## GIVEN PROBLEM
Will you print the material below without altering a single character?
[start of DATA FOR THE TASK]
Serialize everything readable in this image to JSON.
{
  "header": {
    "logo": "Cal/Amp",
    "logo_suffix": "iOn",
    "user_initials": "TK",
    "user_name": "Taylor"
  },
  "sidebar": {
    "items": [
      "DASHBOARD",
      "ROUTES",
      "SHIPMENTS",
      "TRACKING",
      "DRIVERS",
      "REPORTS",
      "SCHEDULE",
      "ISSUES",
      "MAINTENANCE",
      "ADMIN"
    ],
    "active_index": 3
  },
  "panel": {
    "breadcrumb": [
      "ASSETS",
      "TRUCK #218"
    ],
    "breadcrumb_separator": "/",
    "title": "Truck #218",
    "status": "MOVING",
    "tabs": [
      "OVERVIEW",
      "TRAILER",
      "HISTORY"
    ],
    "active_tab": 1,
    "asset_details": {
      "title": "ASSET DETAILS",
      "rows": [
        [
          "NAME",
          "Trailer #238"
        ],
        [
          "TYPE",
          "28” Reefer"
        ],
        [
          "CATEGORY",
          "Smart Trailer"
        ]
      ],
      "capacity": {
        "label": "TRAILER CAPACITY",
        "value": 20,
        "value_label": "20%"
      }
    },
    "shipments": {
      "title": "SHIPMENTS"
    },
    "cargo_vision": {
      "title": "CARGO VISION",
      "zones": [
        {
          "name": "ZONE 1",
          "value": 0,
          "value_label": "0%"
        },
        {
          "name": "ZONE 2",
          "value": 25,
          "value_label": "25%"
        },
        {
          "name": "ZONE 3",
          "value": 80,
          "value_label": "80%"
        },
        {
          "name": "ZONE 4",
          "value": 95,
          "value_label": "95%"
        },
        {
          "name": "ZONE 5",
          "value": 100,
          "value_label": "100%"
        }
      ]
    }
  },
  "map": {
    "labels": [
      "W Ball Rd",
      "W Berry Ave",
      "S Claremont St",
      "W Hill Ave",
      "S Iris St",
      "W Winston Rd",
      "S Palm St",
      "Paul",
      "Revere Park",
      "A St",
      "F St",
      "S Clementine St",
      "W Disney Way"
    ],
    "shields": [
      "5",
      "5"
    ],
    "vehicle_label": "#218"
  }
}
[end of DATA FOR THE TASK]
## EXPECTED ANSWER
Serialize everything readable in this image to JSON.
{
  "header": {
    "logo": "Cal/Amp",
    "logo_suffix": "iOn",
    "user_initials": "TK",
    "user_name": "Taylor"
  },
  "sidebar": {
    "items": [
      "DASHBOARD",
      "ROUTES",
      "SHIPMENTS",
      "TRACKING",
      "DRIVERS",
      "REPORTS",
      "SCHEDULE",
      "ISSUES",
      "MAINTENANCE",
      "ADMIN"
    ],
    "active_index": 3
  },
  "panel": {
    "breadcrumb": [
      "ASSETS",
      "TRUCK #218"
    ],
    "breadcrumb_separator": "/",
    "title": "Truck #218",
    "status": "MOVING",
    "tabs": [
      "OVERVIEW",
      "TRAILER",
      "HISTORY"
    ],
    "active_tab": 1,
    "asset_details": {
      "title": "ASSET DETAILS",
      "rows": [
        [
          "NAME",
          "Trailer #238"
        ],
        [
          "TYPE",
          "28” Reefer"
        ],
        [
          "CATEGORY",
          "Smart Trailer"
        ]
      ],
      "capacity": {
        "label": "TRAILER CAPACITY",
        "value": 20,
        "value_label": "20%"
      }
    },
    "shipments": {
      "title": "SHIPMENTS"
    },
    "cargo_vision": {
      "title": "CARGO VISION",
      "zones": [
        {
          "name": "ZONE 1",
          "value": 0,
          "value_label": "0%"
        },
        {
          "name": "ZONE 2",
          "value": 25,
          "value_label": "25%"
        },
        {
          "name": "ZONE 3",
          "value": 80,
          "value_label": "80%"
        },
        {
          "name": "ZONE 4",
          "value": 95,
          "value_label": "95%"
        },
        {
          "name": "ZONE 5",
          "value": 100,
          "value_label": "100%"
        }
      ]
    }
  },
  "map": {
    "labels": [
      "W Ball Rd",
      "W Berry Ave",
      "S Claremont St",
      "W Hill Ave",
      "S Iris St",
      "W Winston Rd",
      "S Palm St",
      "Paul",
      "Revere Park",
      "A St",
      "F St",
      "S Clementine St",
      "W Disney Way"
    ],
    "shields": [
      "5",
      "5"
    ],
    "vehicle_label": "#218"
  }
}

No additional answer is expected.